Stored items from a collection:
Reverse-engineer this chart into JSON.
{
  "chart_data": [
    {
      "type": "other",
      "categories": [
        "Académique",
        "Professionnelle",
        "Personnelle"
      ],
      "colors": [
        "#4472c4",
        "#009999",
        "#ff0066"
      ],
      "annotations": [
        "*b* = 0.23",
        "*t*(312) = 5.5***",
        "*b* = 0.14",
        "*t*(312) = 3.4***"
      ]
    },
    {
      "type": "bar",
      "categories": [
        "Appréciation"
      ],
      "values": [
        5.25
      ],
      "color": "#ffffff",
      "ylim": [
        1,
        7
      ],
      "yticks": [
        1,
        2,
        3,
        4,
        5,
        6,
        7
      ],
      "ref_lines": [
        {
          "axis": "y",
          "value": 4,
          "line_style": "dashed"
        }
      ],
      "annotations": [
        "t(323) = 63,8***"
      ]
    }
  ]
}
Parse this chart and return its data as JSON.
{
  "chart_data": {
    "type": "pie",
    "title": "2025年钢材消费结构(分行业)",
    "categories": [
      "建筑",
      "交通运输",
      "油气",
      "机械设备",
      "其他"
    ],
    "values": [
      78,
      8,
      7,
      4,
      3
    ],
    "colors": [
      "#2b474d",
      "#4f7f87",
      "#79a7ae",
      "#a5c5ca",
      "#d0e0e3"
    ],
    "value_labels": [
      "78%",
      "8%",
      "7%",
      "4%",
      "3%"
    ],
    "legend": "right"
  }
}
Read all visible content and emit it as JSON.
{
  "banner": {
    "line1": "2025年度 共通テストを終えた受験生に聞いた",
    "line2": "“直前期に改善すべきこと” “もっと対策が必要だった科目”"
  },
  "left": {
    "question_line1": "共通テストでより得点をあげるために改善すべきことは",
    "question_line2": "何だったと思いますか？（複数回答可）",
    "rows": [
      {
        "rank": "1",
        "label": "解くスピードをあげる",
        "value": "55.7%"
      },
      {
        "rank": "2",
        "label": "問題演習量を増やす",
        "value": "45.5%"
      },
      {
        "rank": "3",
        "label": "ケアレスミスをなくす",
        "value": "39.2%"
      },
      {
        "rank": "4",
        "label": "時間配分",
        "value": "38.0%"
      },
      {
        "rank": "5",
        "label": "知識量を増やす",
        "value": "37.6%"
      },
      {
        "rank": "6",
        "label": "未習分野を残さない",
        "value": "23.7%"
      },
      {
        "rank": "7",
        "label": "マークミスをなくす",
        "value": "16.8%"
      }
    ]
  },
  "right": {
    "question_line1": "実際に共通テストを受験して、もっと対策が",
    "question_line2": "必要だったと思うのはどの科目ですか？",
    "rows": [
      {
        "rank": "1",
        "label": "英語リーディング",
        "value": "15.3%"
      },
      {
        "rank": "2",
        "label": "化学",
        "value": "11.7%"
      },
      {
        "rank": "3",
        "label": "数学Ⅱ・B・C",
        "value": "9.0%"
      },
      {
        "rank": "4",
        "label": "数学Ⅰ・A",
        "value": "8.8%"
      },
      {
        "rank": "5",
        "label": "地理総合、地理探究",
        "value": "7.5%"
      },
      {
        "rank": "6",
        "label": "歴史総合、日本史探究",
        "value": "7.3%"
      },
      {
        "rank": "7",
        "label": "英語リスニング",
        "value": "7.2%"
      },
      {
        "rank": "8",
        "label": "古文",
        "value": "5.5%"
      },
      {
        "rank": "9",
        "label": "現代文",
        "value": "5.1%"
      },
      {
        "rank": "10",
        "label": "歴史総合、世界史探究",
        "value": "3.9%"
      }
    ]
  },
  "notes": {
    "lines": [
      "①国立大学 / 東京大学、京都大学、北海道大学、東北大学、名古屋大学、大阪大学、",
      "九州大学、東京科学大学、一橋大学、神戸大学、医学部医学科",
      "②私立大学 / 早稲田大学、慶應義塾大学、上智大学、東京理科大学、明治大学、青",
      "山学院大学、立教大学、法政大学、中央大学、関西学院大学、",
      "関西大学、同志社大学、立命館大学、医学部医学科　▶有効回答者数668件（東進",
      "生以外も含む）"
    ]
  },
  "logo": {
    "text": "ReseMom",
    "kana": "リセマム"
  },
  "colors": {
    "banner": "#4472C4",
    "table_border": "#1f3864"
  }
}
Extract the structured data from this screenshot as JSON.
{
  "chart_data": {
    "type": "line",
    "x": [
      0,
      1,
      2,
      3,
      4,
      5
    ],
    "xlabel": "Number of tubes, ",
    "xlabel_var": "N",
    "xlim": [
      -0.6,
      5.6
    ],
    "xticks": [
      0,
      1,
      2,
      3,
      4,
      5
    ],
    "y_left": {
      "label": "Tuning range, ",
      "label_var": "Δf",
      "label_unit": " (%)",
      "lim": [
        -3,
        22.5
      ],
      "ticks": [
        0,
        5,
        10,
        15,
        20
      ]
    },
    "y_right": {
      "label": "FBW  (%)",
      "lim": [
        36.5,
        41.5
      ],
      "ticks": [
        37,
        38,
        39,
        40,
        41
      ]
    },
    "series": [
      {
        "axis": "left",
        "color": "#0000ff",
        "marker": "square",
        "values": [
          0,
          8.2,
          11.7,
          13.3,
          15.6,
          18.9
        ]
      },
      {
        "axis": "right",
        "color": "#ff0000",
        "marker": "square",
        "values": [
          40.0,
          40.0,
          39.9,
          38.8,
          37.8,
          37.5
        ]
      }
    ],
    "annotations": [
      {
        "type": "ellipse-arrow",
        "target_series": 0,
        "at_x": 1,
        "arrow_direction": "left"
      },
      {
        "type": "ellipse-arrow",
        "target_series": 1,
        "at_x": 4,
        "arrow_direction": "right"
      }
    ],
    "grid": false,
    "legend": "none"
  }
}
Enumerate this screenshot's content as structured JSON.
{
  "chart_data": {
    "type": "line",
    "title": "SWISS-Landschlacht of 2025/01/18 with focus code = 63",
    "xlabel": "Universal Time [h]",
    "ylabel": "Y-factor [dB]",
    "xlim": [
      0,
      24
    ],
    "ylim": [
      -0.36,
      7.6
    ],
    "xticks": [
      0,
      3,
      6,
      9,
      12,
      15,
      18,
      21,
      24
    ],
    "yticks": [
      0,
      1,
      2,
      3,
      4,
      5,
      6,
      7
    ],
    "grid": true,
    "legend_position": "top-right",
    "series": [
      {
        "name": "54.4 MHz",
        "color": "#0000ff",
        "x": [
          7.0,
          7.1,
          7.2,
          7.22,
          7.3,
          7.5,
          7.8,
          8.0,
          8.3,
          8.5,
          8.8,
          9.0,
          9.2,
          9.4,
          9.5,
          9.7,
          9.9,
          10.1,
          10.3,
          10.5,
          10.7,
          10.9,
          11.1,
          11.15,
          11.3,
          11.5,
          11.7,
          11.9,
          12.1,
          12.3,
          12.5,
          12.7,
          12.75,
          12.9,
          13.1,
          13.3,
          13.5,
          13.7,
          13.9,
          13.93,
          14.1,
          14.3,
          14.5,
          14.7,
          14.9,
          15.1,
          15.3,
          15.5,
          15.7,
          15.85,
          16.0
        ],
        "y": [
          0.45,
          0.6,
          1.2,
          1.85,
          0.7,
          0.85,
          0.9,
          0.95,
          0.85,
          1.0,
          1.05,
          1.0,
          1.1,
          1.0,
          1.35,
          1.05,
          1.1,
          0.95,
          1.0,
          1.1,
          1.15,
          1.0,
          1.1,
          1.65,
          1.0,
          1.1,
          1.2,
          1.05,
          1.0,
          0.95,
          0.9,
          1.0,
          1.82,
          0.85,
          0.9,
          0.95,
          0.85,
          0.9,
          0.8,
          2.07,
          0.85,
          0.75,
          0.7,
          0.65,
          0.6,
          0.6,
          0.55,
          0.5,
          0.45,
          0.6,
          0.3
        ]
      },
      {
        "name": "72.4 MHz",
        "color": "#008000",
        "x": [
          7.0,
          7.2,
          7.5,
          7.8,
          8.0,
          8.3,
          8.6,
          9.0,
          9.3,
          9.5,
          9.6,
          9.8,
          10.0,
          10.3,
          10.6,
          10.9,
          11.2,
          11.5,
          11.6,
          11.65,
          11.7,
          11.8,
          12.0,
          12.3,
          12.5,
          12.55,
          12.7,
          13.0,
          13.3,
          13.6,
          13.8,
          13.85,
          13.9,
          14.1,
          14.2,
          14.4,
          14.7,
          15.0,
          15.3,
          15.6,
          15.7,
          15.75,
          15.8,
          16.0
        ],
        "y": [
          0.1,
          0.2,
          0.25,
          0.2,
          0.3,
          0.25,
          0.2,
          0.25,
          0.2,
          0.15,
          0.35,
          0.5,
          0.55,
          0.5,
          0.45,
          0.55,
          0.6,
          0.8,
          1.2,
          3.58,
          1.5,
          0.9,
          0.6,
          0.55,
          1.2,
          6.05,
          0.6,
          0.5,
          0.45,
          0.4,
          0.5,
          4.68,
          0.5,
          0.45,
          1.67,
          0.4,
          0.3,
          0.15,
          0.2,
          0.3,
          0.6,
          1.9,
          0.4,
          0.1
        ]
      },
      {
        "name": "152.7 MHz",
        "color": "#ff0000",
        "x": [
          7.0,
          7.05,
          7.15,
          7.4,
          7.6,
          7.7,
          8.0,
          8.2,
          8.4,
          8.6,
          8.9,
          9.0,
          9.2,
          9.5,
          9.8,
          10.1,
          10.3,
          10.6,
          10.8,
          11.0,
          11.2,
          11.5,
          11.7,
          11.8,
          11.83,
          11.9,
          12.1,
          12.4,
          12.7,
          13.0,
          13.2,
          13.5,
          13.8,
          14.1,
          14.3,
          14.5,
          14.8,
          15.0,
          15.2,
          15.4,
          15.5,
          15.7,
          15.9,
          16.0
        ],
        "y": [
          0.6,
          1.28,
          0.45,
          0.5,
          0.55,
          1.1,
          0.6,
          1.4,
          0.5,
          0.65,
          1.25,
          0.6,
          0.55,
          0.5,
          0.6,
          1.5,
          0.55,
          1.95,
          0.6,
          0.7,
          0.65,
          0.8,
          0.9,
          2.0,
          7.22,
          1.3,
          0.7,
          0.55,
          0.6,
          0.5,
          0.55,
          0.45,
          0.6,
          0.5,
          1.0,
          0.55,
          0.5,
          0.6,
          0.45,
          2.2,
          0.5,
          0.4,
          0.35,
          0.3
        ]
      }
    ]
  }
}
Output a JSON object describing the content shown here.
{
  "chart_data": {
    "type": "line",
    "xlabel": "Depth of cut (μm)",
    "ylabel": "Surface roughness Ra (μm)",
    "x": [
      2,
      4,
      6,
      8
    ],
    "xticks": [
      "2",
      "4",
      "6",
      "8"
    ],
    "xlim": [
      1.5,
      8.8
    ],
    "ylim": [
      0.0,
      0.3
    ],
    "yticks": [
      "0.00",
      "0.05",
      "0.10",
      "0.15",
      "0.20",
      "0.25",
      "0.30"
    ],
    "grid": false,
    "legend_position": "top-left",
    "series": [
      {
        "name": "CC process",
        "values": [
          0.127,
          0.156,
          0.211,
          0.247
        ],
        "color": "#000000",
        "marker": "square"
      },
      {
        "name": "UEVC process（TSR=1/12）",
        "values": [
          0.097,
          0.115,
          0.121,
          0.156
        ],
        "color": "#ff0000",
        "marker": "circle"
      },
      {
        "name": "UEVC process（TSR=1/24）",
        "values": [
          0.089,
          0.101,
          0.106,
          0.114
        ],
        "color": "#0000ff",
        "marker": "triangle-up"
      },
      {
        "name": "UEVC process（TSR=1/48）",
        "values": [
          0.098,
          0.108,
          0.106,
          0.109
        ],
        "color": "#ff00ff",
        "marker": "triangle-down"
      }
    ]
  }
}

What to work on> Show every line in the entries where the string "content" occurs.

Completed exercise>
Read all visible content and emit it as JSON.
Enumerate this screenshot's content as structured JSON.
Output a JSON object describing the content shown here.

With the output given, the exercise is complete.